## [BRIEF]
Return every line of the data below that includes the string "obratu".

---------------

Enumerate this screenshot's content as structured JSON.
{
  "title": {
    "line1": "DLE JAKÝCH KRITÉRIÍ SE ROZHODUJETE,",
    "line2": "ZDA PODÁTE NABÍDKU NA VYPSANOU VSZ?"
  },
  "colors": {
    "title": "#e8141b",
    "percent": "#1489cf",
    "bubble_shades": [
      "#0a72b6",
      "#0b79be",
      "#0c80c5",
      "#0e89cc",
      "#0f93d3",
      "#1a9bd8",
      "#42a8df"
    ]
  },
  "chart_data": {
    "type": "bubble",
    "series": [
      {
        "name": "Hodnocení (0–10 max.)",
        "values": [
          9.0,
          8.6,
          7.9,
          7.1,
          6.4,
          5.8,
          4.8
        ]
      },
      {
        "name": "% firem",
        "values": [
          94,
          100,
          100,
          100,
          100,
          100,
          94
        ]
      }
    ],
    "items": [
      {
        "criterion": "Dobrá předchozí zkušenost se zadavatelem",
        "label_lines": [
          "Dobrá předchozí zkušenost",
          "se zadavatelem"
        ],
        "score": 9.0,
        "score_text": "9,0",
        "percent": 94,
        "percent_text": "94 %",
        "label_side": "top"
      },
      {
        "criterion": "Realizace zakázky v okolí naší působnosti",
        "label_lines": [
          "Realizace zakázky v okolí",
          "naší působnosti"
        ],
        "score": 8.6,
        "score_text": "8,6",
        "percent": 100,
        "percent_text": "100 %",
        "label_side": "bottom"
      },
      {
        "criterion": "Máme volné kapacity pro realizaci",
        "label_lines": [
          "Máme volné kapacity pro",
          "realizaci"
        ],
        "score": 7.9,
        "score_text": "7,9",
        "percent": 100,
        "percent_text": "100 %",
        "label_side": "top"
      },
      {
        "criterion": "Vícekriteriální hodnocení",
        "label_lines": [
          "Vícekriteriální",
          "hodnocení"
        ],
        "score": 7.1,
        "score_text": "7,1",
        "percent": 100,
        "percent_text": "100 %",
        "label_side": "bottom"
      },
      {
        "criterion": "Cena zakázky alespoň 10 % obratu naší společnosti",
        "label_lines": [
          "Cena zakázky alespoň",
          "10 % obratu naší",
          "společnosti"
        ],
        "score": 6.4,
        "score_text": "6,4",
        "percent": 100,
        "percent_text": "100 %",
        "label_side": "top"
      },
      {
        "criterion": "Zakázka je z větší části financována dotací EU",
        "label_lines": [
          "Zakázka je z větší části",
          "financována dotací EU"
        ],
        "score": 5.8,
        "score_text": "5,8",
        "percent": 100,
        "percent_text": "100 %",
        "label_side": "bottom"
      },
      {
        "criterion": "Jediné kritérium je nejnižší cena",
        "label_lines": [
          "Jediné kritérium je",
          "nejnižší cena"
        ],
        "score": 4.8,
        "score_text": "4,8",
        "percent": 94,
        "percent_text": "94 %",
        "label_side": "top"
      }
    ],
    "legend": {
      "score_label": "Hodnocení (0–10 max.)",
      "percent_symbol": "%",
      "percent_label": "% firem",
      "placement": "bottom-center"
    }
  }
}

---------------

## [RESULT FOR THIS EXERCISE]
        "criterion": "Cena zakázky alespoň 10 % obratu naší společnosti",
          "10 % obratu naší",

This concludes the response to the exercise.